*WRITTEN REQUEST*.
Return every line below in which "Vaccination" appears.

Extracts from a graphics dataset
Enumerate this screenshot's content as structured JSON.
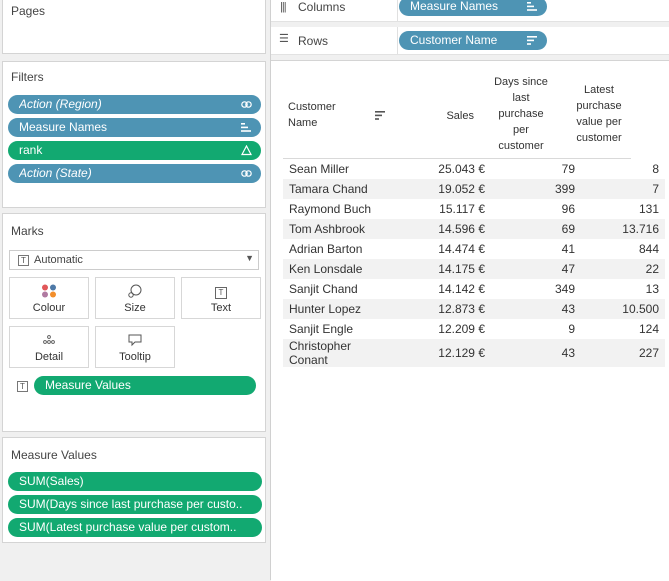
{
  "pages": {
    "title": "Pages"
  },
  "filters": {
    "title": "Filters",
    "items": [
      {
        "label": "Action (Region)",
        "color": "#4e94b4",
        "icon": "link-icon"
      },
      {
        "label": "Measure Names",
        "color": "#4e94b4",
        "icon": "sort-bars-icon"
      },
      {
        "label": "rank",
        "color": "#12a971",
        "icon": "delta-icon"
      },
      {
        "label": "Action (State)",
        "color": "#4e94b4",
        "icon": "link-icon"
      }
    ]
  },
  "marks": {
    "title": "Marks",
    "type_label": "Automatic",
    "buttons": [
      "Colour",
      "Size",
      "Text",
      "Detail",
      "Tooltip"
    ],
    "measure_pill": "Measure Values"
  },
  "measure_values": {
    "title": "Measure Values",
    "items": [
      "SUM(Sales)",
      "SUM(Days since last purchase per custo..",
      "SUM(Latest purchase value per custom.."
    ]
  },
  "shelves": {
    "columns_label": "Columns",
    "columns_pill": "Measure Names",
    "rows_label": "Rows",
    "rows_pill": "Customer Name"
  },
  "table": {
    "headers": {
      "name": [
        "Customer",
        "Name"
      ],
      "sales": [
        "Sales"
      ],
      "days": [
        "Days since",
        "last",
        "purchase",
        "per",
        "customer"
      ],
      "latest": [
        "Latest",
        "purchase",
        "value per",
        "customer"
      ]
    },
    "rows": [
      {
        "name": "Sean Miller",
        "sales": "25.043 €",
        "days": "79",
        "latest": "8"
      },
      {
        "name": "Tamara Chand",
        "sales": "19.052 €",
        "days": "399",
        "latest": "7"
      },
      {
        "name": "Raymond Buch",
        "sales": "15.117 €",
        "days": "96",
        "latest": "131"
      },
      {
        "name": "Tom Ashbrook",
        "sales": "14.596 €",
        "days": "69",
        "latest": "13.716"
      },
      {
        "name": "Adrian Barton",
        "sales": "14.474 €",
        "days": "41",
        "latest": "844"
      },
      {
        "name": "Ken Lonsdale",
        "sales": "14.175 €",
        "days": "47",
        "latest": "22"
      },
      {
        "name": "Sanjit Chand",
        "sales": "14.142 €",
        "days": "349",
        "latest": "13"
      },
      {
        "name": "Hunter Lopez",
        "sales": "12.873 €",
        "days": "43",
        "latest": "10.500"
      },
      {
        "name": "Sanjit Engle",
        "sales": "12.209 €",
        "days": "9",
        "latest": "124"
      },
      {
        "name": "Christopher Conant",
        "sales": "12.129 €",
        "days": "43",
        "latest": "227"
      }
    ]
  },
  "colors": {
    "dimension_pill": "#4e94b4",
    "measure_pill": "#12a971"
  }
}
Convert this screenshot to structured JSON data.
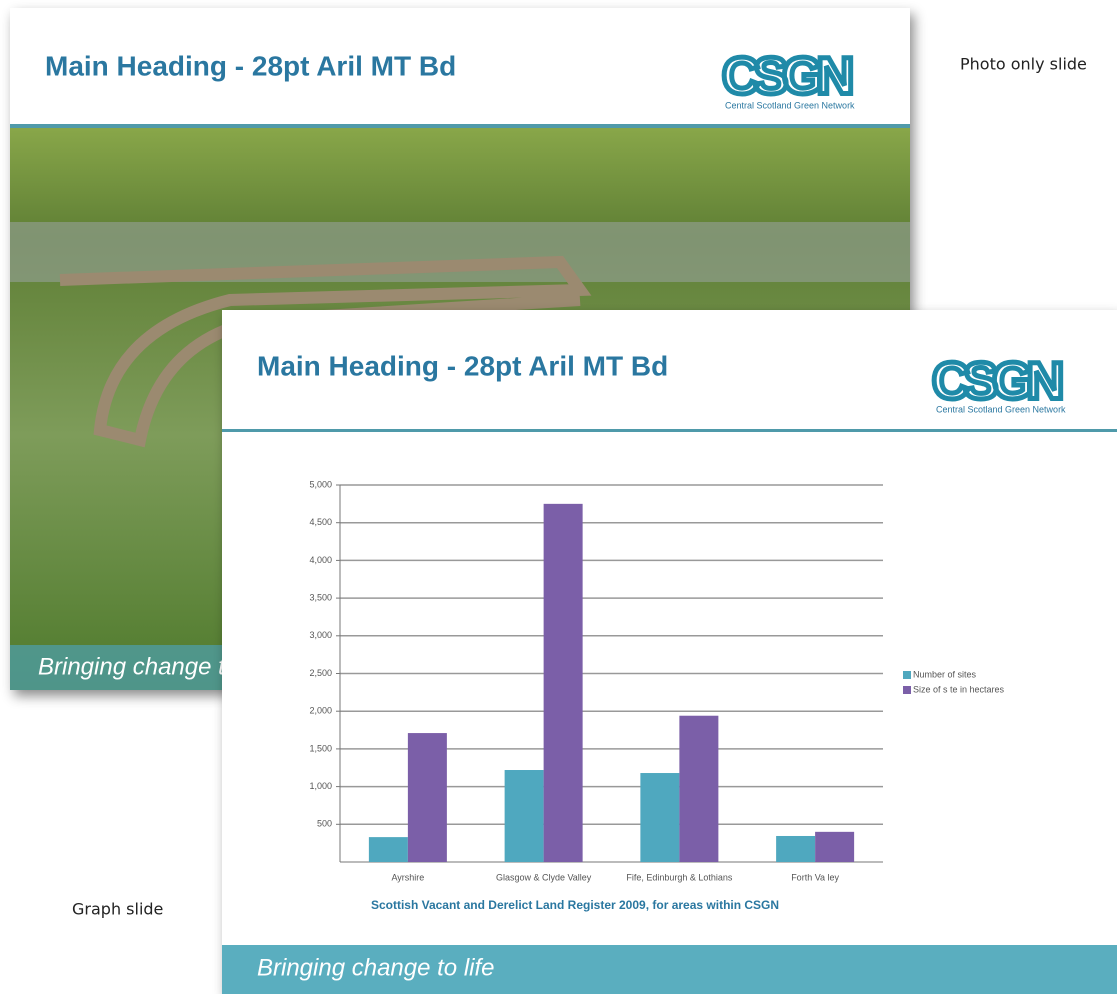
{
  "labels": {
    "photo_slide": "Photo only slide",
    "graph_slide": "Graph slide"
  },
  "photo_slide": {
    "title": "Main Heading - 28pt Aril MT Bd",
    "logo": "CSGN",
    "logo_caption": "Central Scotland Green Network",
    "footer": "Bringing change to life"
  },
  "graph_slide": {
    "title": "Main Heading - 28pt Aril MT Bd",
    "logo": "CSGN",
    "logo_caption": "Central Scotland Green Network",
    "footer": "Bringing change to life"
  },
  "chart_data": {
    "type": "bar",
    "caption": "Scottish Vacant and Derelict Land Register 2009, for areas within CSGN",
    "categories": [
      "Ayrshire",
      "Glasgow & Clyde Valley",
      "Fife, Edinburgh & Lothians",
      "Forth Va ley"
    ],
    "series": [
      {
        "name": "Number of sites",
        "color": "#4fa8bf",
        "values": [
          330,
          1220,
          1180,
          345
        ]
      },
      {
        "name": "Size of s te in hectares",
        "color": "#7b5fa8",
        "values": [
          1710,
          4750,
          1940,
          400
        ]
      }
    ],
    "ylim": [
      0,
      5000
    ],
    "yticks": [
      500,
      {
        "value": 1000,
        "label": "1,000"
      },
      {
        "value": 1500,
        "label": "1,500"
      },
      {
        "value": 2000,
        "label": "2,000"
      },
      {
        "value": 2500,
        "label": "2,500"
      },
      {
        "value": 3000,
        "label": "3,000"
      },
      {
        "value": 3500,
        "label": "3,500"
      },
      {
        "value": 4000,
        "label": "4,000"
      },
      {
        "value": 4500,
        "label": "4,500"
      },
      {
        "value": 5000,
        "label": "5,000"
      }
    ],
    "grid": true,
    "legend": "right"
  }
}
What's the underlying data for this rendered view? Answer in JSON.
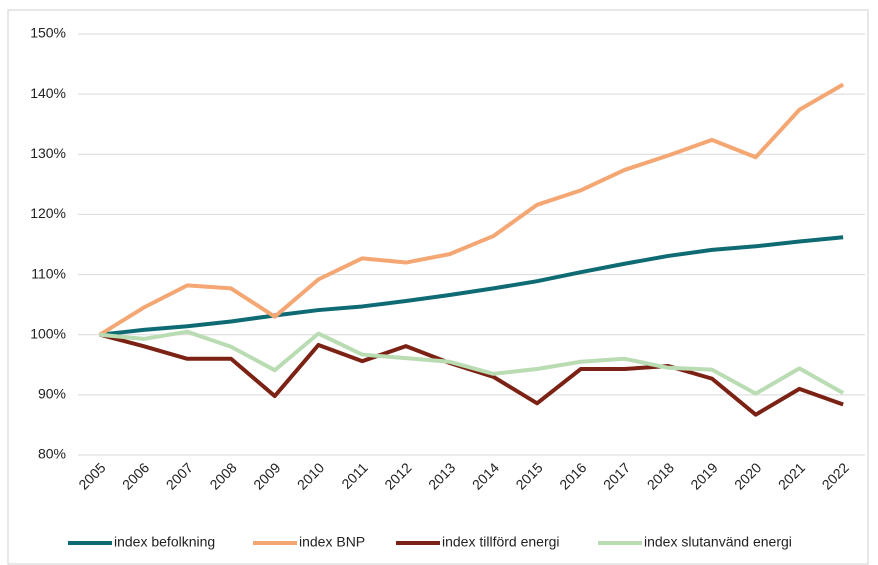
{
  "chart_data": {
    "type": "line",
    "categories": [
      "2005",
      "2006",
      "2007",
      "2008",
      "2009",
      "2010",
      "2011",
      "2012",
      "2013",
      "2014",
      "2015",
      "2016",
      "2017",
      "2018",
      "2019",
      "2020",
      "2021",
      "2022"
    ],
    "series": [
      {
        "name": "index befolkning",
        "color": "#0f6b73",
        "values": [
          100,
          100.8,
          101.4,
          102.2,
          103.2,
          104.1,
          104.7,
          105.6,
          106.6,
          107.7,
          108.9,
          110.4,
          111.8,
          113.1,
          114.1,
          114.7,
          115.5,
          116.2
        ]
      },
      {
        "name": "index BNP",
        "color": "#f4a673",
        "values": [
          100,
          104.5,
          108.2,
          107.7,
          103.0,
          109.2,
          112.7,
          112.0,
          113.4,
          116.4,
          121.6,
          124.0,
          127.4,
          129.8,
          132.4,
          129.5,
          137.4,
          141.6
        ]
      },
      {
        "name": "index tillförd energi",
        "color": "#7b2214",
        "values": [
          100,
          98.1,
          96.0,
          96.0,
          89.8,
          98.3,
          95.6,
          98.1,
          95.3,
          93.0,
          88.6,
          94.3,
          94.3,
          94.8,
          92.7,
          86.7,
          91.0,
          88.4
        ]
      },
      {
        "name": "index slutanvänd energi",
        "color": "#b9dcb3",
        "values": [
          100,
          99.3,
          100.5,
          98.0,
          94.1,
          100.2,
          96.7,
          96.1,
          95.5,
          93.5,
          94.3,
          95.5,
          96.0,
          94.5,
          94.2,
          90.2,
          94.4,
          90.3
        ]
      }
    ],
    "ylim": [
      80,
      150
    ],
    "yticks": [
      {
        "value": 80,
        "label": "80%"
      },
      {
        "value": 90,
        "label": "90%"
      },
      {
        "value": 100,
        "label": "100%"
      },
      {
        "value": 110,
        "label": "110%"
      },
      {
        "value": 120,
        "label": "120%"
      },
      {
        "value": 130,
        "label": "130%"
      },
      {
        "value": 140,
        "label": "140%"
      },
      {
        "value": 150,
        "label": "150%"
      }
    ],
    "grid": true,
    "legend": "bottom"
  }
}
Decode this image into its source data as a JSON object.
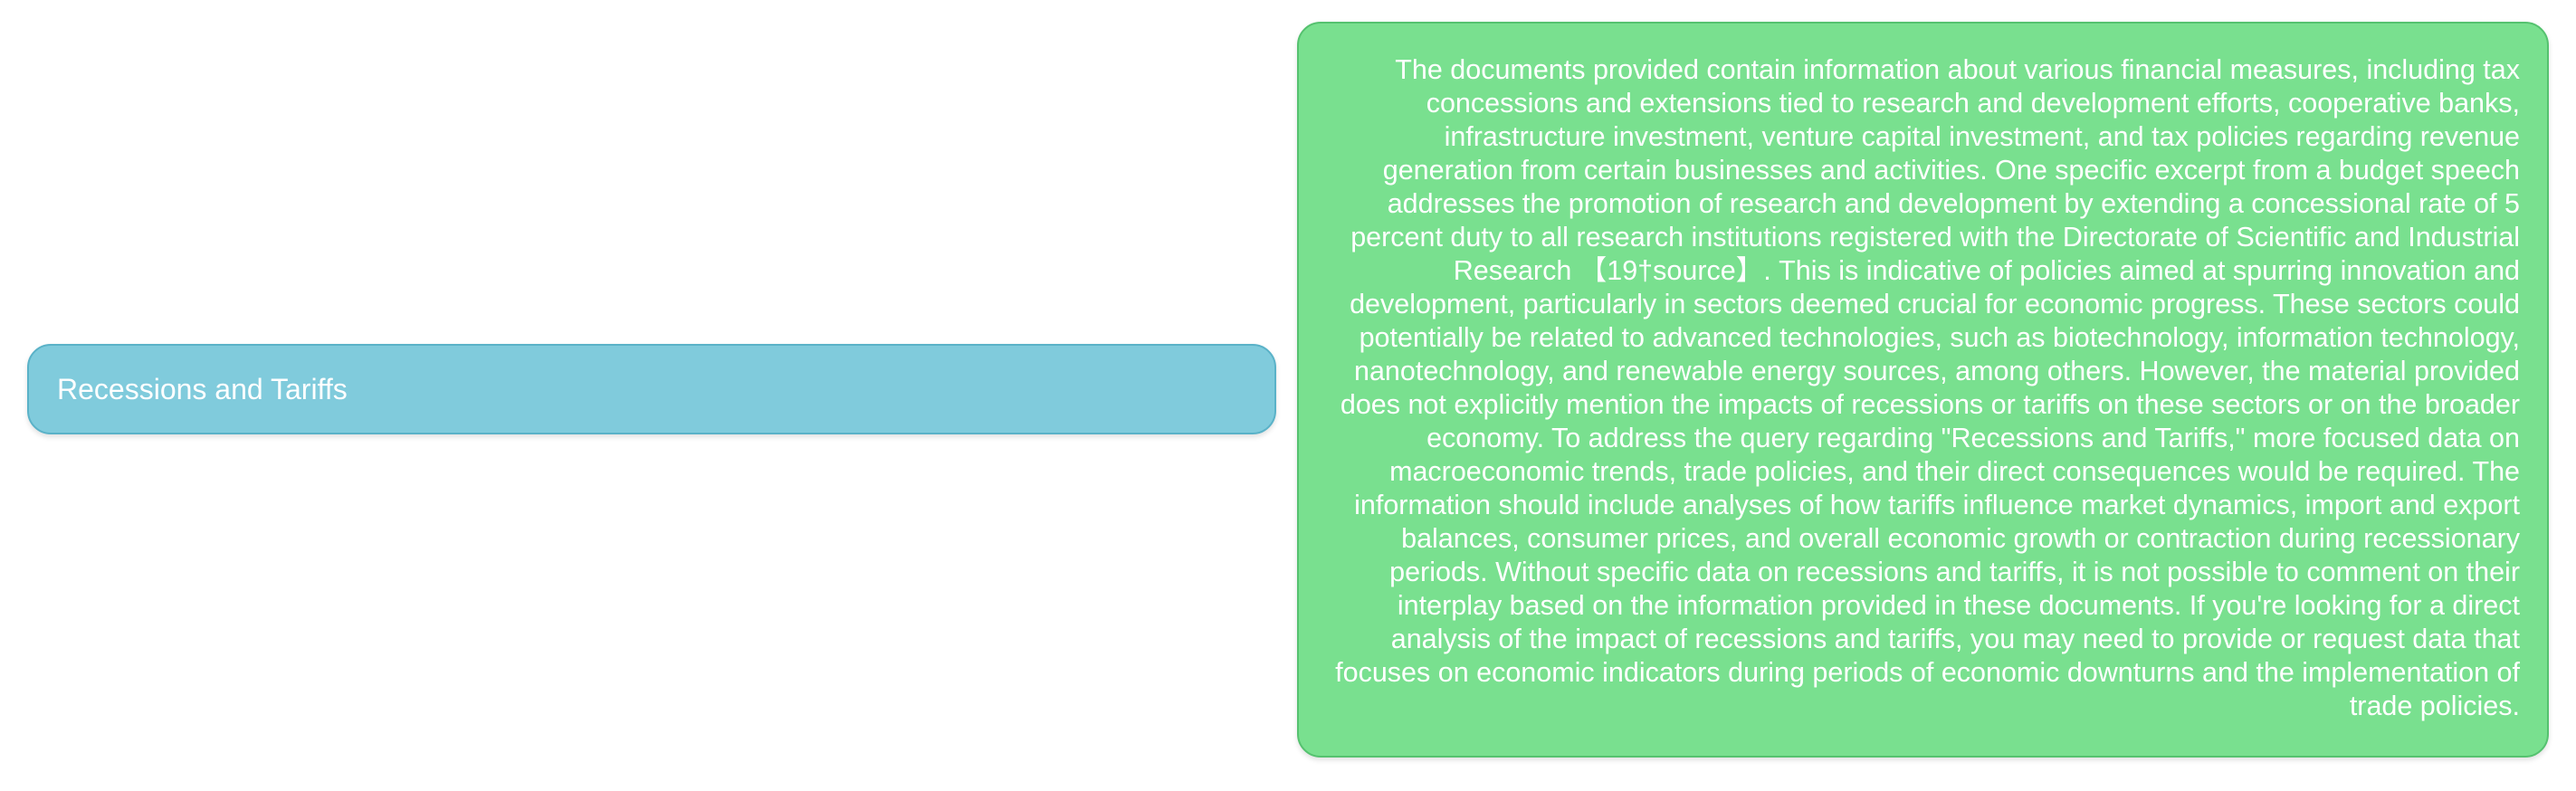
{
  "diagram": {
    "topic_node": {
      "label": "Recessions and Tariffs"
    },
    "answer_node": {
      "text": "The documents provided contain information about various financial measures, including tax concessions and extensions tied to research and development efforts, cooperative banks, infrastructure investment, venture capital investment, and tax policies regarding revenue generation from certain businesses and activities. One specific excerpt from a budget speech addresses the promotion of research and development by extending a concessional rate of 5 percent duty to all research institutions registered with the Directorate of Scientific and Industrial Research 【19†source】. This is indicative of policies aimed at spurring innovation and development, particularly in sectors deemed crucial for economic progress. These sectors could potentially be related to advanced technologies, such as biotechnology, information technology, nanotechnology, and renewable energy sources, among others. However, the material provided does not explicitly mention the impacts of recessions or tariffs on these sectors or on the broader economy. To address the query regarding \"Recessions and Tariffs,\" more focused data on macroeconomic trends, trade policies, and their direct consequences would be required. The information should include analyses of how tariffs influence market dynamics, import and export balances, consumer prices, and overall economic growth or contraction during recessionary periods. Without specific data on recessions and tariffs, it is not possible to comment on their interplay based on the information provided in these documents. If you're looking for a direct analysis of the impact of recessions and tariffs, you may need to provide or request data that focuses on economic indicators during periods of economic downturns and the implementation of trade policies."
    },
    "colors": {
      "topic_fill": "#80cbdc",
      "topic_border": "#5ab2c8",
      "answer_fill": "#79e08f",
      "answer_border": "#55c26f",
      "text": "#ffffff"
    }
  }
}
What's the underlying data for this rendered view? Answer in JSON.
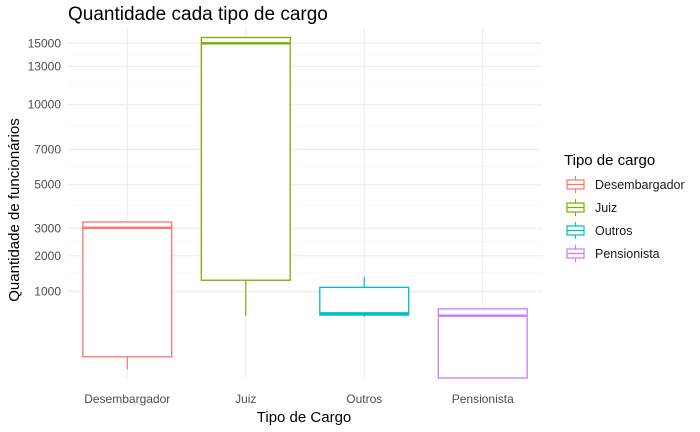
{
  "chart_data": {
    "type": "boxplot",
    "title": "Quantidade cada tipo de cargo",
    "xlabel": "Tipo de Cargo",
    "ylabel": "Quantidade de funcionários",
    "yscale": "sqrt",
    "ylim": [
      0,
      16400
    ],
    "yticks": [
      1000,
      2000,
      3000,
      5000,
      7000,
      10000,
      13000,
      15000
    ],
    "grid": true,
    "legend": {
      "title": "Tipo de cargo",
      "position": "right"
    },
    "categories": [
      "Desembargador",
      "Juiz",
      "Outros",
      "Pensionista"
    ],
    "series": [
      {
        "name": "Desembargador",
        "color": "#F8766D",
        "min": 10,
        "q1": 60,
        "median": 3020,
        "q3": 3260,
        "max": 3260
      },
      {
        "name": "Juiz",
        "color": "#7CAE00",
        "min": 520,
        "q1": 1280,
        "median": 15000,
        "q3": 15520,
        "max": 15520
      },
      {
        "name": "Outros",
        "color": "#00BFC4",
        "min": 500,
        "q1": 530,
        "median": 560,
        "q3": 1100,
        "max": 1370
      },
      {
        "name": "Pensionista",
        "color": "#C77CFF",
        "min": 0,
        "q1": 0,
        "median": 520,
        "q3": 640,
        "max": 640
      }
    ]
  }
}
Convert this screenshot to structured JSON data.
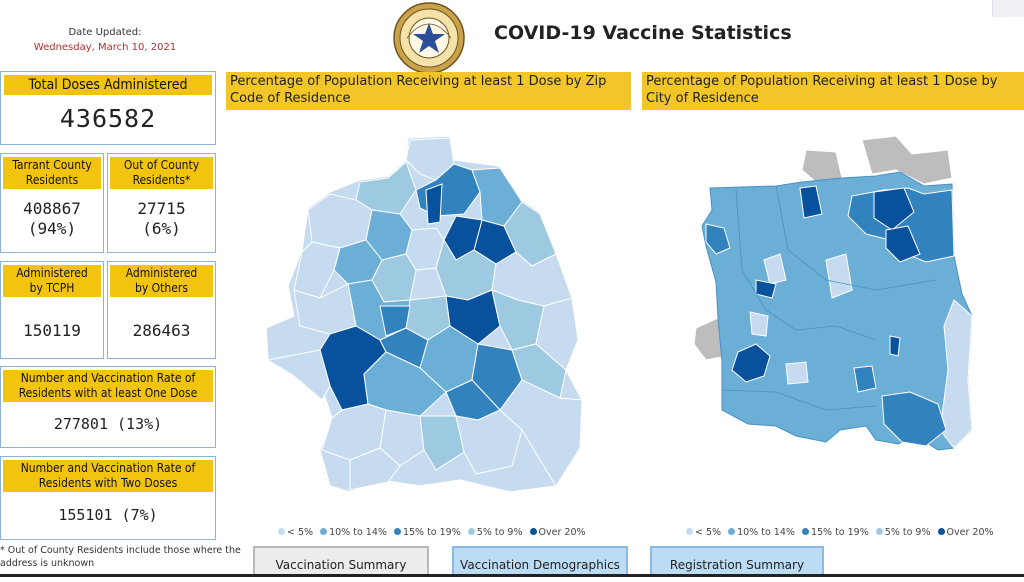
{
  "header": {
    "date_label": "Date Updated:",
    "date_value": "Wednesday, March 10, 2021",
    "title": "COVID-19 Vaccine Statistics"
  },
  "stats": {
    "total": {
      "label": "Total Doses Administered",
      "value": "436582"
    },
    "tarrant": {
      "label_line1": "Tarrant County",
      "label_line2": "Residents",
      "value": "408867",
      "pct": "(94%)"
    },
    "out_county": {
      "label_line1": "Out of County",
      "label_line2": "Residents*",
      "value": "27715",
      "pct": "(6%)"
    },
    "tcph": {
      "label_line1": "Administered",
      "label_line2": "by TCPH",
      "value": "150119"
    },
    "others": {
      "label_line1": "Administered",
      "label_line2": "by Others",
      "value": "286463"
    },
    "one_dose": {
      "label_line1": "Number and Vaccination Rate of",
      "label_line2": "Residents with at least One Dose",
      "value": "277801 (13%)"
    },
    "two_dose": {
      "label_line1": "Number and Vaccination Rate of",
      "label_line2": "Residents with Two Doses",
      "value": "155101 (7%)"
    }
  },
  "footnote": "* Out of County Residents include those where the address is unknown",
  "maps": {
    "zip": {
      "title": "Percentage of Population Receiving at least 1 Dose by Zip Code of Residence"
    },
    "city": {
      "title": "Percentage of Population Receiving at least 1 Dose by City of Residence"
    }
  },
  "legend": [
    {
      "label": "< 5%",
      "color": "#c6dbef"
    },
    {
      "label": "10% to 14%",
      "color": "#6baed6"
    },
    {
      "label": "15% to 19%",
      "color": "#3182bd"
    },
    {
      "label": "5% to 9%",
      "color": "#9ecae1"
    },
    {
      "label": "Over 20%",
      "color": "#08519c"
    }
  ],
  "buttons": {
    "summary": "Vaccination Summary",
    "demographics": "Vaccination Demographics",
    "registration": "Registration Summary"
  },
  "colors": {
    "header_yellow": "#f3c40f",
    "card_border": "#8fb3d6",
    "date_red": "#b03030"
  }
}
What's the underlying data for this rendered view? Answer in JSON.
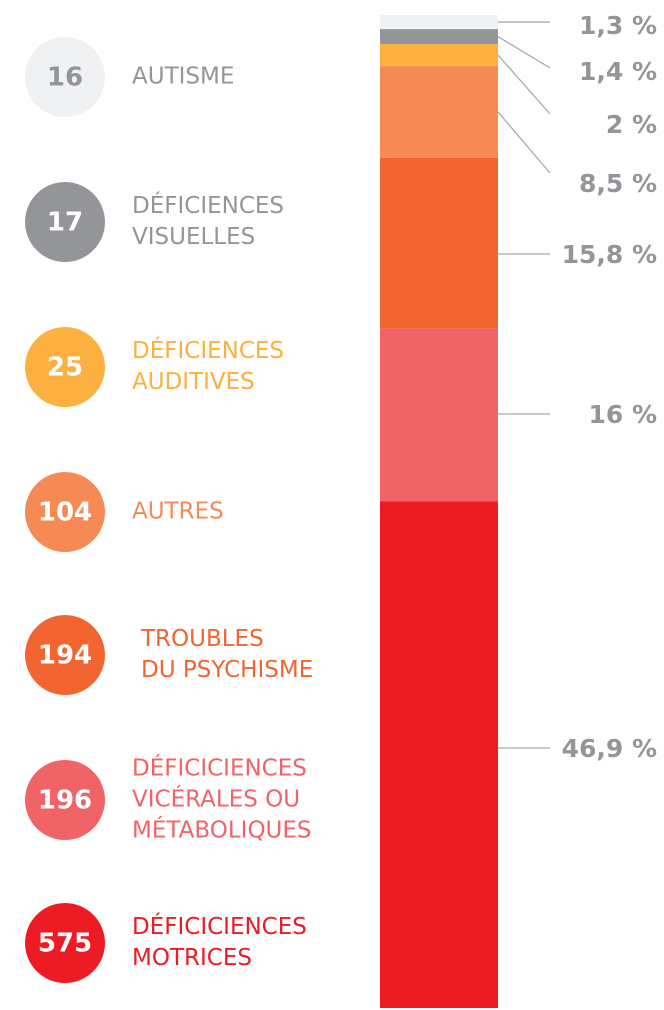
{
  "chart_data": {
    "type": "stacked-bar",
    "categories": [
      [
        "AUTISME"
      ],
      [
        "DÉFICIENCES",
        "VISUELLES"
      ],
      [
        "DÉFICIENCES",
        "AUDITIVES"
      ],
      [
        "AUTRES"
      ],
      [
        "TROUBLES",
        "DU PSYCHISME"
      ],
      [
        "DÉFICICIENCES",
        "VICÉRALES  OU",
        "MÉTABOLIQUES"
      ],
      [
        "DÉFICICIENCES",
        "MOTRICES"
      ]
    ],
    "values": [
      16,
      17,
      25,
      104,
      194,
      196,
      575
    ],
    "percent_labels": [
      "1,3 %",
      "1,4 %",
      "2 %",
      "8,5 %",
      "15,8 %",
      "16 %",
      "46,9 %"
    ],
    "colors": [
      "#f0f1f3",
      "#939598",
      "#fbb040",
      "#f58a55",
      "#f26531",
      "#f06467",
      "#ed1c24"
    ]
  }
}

*SOLUTION TO THE PROBLEM*.
      "label_line1": "Number and Vaccination Rate of",
      "label_line1": "Number and Vaccination Rate of",
    "summary": "Vaccination Summary",
    "demographics": "Vaccination Demographics",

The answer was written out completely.